- Written instruction -
Output all the material that follows, exactly as given.
====== Input rows ======
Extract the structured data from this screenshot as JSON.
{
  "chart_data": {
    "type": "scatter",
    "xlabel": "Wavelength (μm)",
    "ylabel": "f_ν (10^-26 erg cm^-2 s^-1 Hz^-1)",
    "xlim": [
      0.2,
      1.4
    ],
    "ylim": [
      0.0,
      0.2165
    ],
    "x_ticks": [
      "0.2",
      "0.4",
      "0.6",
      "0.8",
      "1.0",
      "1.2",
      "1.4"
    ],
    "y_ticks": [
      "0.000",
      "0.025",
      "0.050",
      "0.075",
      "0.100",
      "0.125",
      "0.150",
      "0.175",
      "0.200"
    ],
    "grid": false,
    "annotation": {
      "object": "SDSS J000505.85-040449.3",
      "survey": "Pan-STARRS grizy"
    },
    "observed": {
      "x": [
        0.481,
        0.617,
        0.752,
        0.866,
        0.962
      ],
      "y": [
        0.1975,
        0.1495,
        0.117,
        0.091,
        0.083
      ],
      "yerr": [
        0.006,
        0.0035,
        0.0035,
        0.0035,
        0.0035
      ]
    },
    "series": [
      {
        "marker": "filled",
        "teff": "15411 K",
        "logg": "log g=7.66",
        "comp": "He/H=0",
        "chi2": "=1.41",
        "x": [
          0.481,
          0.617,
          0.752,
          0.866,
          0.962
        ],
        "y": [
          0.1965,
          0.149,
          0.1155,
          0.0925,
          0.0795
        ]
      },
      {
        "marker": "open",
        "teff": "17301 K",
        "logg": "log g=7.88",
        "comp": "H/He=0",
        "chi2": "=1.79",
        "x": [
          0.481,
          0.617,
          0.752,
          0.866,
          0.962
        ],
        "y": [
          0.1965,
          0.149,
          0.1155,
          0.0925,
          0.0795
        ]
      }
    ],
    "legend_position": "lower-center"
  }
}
======
- Exercise answer -
Extract the structured data from this screenshot as JSON.
{
  "chart_data": {
    "type": "scatter",
    "xlabel": "Wavelength (μm)",
    "ylabel": "f_ν (10^-26 erg cm^-2 s^-1 Hz^-1)",
    "xlim": [
      0.2,
      1.4
    ],
    "ylim": [
      0.0,
      0.2165
    ],
    "x_ticks": [
      "0.2",
      "0.4",
      "0.6",
      "0.8",
      "1.0",
      "1.2",
      "1.4"
    ],
    "y_ticks": [
      "0.000",
      "0.025",
      "0.050",
      "0.075",
      "0.100",
      "0.125",
      "0.150",
      "0.175",
      "0.200"
    ],
    "grid": false,
    "annotation": {
      "object": "SDSS J000505.85-040449.3",
      "survey": "Pan-STARRS grizy"
    },
    "observed": {
      "x": [
        0.481,
        0.617,
        0.752,
        0.866,
        0.962
      ],
      "y": [
        0.1975,
        0.1495,
        0.117,
        0.091,
        0.083
      ],
      "yerr": [
        0.006,
        0.0035,
        0.0035,
        0.0035,
        0.0035
      ]
    },
    "series": [
      {
        "marker": "filled",
        "teff": "15411 K",
        "logg": "log g=7.66",
        "comp": "He/H=0",
        "chi2": "=1.41",
        "x": [
          0.481,
          0.617,
          0.752,
          0.866,
          0.962
        ],
        "y": [
          0.1965,
          0.149,
          0.1155,
          0.0925,
          0.0795
        ]
      },
      {
        "marker": "open",
        "teff": "17301 K",
        "logg": "log g=7.88",
        "comp": "H/He=0",
        "chi2": "=1.79",
        "x": [
          0.481,
          0.617,
          0.752,
          0.866,
          0.962
        ],
        "y": [
          0.1965,
          0.149,
          0.1155,
          0.0925,
          0.0795
        ]
      }
    ],
    "legend_position": "lower-center"
  }
}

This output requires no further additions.